(DATA FOR THIS EXERCISE)
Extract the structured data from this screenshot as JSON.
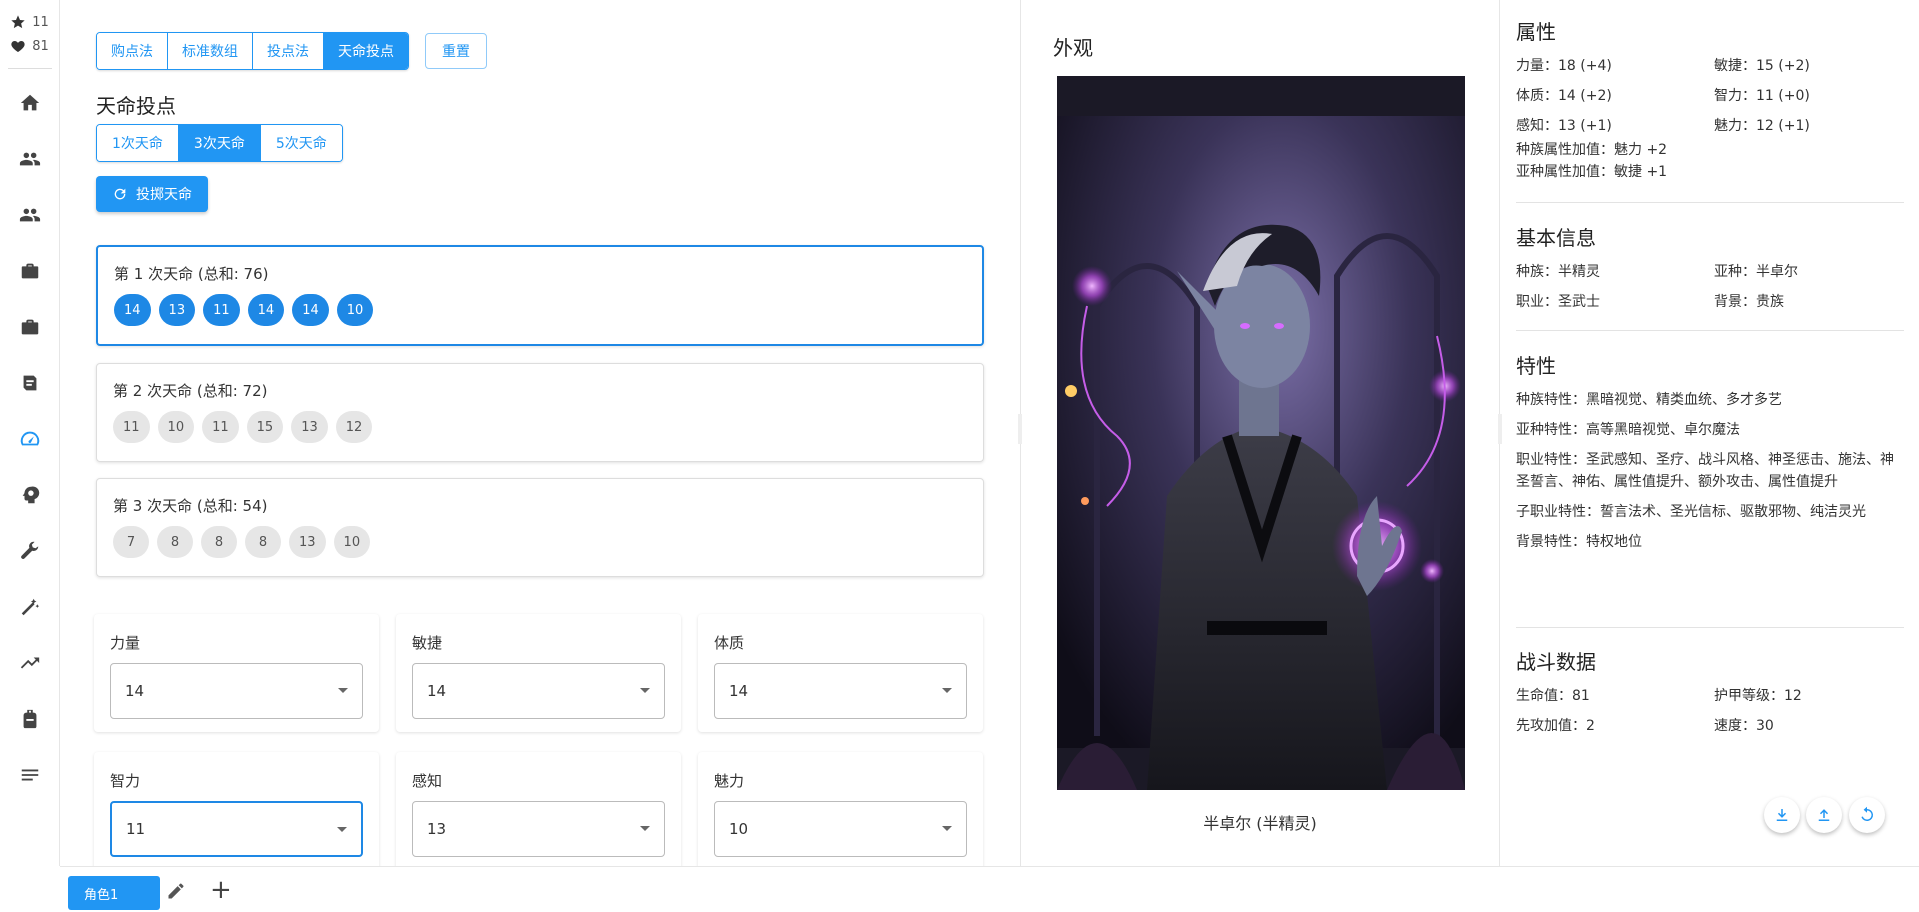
{
  "rail": {
    "stars": "11",
    "likes": "81",
    "nav": [
      "home-icon",
      "people-icon",
      "group-icon",
      "briefcase-icon",
      "work-icon",
      "scroll-icon",
      "speed-icon",
      "psychology-icon",
      "wrench-icon",
      "magic-wand-icon",
      "trending-icon",
      "backpack-icon",
      "list-icon"
    ],
    "active_index": 6
  },
  "methods": {
    "tabs": [
      "购点法",
      "标准数组",
      "投点法",
      "天命投点"
    ],
    "active": 3,
    "reset_label": "重置"
  },
  "fate_section": {
    "title": "天命投点",
    "times": [
      "1次天命",
      "3次天命",
      "5次天命"
    ],
    "active_time": 1,
    "roll_label": "投掷天命",
    "rolls": [
      {
        "title": "第 1 次天命 (总和: 76)",
        "values": [
          "14",
          "13",
          "11",
          "14",
          "14",
          "10"
        ]
      },
      {
        "title": "第 2 次天命 (总和: 72)",
        "values": [
          "11",
          "10",
          "11",
          "15",
          "13",
          "12"
        ]
      },
      {
        "title": "第 3 次天命 (总和: 54)",
        "values": [
          "7",
          "8",
          "8",
          "8",
          "13",
          "10"
        ]
      }
    ]
  },
  "abilities": [
    {
      "label": "力量",
      "value": "14"
    },
    {
      "label": "敏捷",
      "value": "14"
    },
    {
      "label": "体质",
      "value": "14"
    },
    {
      "label": "智力",
      "value": "11"
    },
    {
      "label": "感知",
      "value": "13"
    },
    {
      "label": "魅力",
      "value": "10"
    }
  ],
  "appearance": {
    "title": "外观",
    "caption": "半卓尔 (半精灵)"
  },
  "attributes": {
    "title": "属性",
    "str": "力量：18 (+4)",
    "dex": "敏捷：15 (+2)",
    "con": "体质：14 (+2)",
    "int": "智力：11 (+0)",
    "wis": "感知：13 (+1)",
    "cha": "魅力：12 (+1)",
    "race_bonus": "种族属性加值：魅力 +2",
    "subrace_bonus": "亚种属性加值：敏捷 +1"
  },
  "basic": {
    "title": "基本信息",
    "race": "种族：半精灵",
    "subrace": "亚种：半卓尔",
    "class": "职业：圣武士",
    "background": "背景：贵族"
  },
  "traits": {
    "title": "特性",
    "race": "种族特性：黑暗视觉、精类血统、多才多艺",
    "subrace": "亚种特性：高等黑暗视觉、卓尔魔法",
    "class": "职业特性：圣武感知、圣疗、战斗风格、神圣惩击、施法、神圣誓言、神佑、属性值提升、额外攻击、属性值提升",
    "subclass": "子职业特性：誓言法术、圣光信标、驱散邪物、纯洁灵光",
    "background": "背景特性：特权地位"
  },
  "combat": {
    "title": "战斗数据",
    "hp": "生命值：81",
    "ac": "护甲等级：12",
    "init": "先攻加值：2",
    "speed": "速度：30"
  },
  "bottom": {
    "tab_label": "角色1"
  }
}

(WHAT TO DO)
Each line above is to be copied verbatim. Drop any image from the copy.

(SOLUTION FOR THIS EXERCISE)
Extract the structured data from this screenshot as JSON.
{
  "rail": {
    "stars": "11",
    "likes": "81",
    "nav": [
      "home-icon",
      "people-icon",
      "group-icon",
      "briefcase-icon",
      "work-icon",
      "scroll-icon",
      "speed-icon",
      "psychology-icon",
      "wrench-icon",
      "magic-wand-icon",
      "trending-icon",
      "backpack-icon",
      "list-icon"
    ],
    "active_index": 6
  },
  "methods": {
    "tabs": [
      "购点法",
      "标准数组",
      "投点法",
      "天命投点"
    ],
    "active": 3,
    "reset_label": "重置"
  },
  "fate_section": {
    "title": "天命投点",
    "times": [
      "1次天命",
      "3次天命",
      "5次天命"
    ],
    "active_time": 1,
    "roll_label": "投掷天命",
    "rolls": [
      {
        "title": "第 1 次天命 (总和: 76)",
        "values": [
          "14",
          "13",
          "11",
          "14",
          "14",
          "10"
        ]
      },
      {
        "title": "第 2 次天命 (总和: 72)",
        "values": [
          "11",
          "10",
          "11",
          "15",
          "13",
          "12"
        ]
      },
      {
        "title": "第 3 次天命 (总和: 54)",
        "values": [
          "7",
          "8",
          "8",
          "8",
          "13",
          "10"
        ]
      }
    ]
  },
  "abilities": [
    {
      "label": "力量",
      "value": "14"
    },
    {
      "label": "敏捷",
      "value": "14"
    },
    {
      "label": "体质",
      "value": "14"
    },
    {
      "label": "智力",
      "value": "11"
    },
    {
      "label": "感知",
      "value": "13"
    },
    {
      "label": "魅力",
      "value": "10"
    }
  ],
  "appearance": {
    "title": "外观",
    "caption": "半卓尔 (半精灵)"
  },
  "attributes": {
    "title": "属性",
    "str": "力量：18 (+4)",
    "dex": "敏捷：15 (+2)",
    "con": "体质：14 (+2)",
    "int": "智力：11 (+0)",
    "wis": "感知：13 (+1)",
    "cha": "魅力：12 (+1)",
    "race_bonus": "种族属性加值：魅力 +2",
    "subrace_bonus": "亚种属性加值：敏捷 +1"
  },
  "basic": {
    "title": "基本信息",
    "race": "种族：半精灵",
    "subrace": "亚种：半卓尔",
    "class": "职业：圣武士",
    "background": "背景：贵族"
  },
  "traits": {
    "title": "特性",
    "race": "种族特性：黑暗视觉、精类血统、多才多艺",
    "subrace": "亚种特性：高等黑暗视觉、卓尔魔法",
    "class": "职业特性：圣武感知、圣疗、战斗风格、神圣惩击、施法、神圣誓言、神佑、属性值提升、额外攻击、属性值提升",
    "subclass": "子职业特性：誓言法术、圣光信标、驱散邪物、纯洁灵光",
    "background": "背景特性：特权地位"
  },
  "combat": {
    "title": "战斗数据",
    "hp": "生命值：81",
    "ac": "护甲等级：12",
    "init": "先攻加值：2",
    "speed": "速度：30"
  },
  "bottom": {
    "tab_label": "角色1"
  }
}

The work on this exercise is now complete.